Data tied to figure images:
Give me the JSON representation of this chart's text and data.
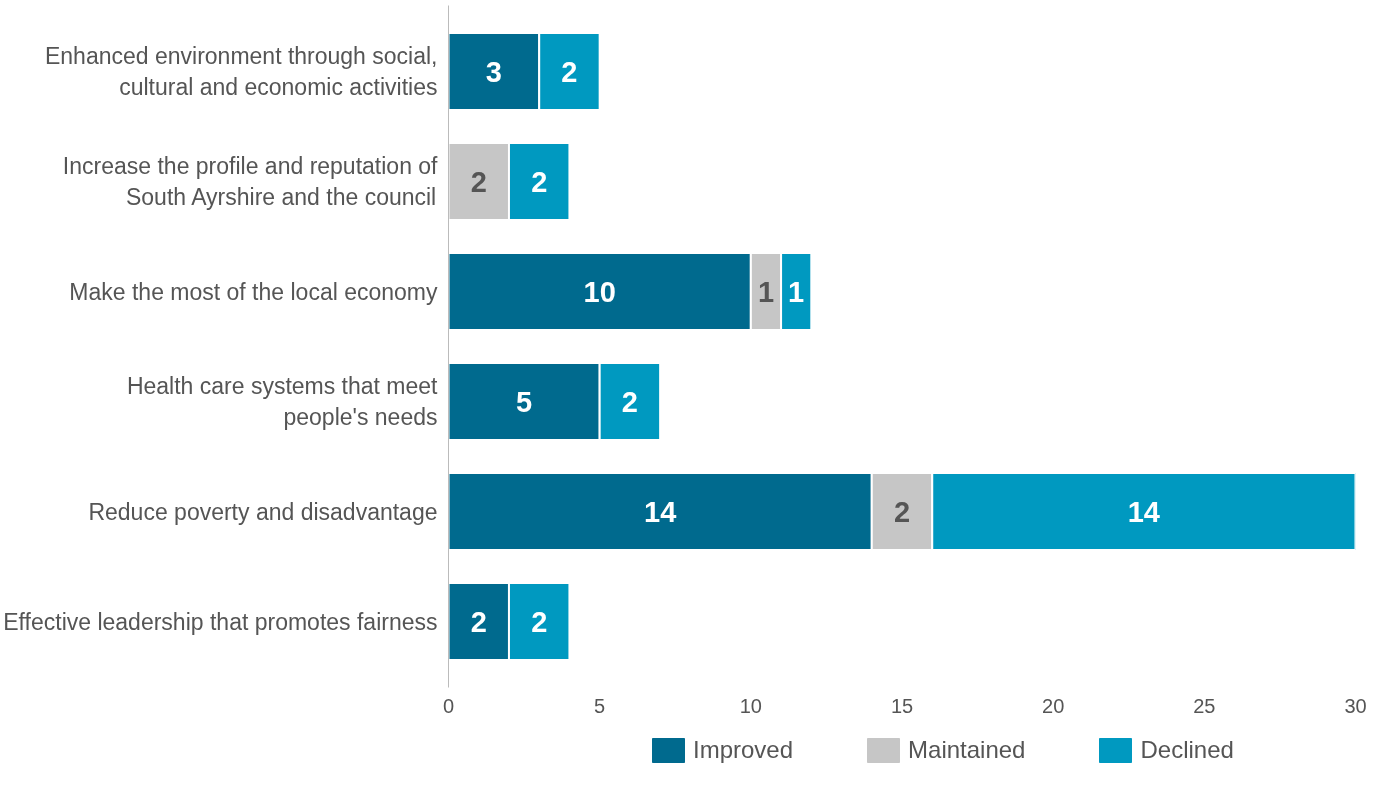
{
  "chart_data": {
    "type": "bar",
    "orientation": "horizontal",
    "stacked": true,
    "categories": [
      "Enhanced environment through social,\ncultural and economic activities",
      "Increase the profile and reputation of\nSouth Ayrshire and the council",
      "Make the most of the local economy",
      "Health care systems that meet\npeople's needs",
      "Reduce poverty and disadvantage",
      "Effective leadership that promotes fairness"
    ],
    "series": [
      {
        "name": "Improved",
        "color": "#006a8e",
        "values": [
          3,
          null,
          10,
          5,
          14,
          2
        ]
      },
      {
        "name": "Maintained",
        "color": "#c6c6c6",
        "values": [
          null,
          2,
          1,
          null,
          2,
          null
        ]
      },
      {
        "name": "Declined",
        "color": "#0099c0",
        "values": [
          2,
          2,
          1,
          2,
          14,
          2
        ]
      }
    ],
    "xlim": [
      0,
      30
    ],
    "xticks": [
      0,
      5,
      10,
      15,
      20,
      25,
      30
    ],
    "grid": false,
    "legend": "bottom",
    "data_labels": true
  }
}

Objective:
Which lines hold the string "name"? Copy all of them from the data above.

Reply to the exercise:
        "name": "Improved",
        "name": "Maintained",
        "name": "Declined",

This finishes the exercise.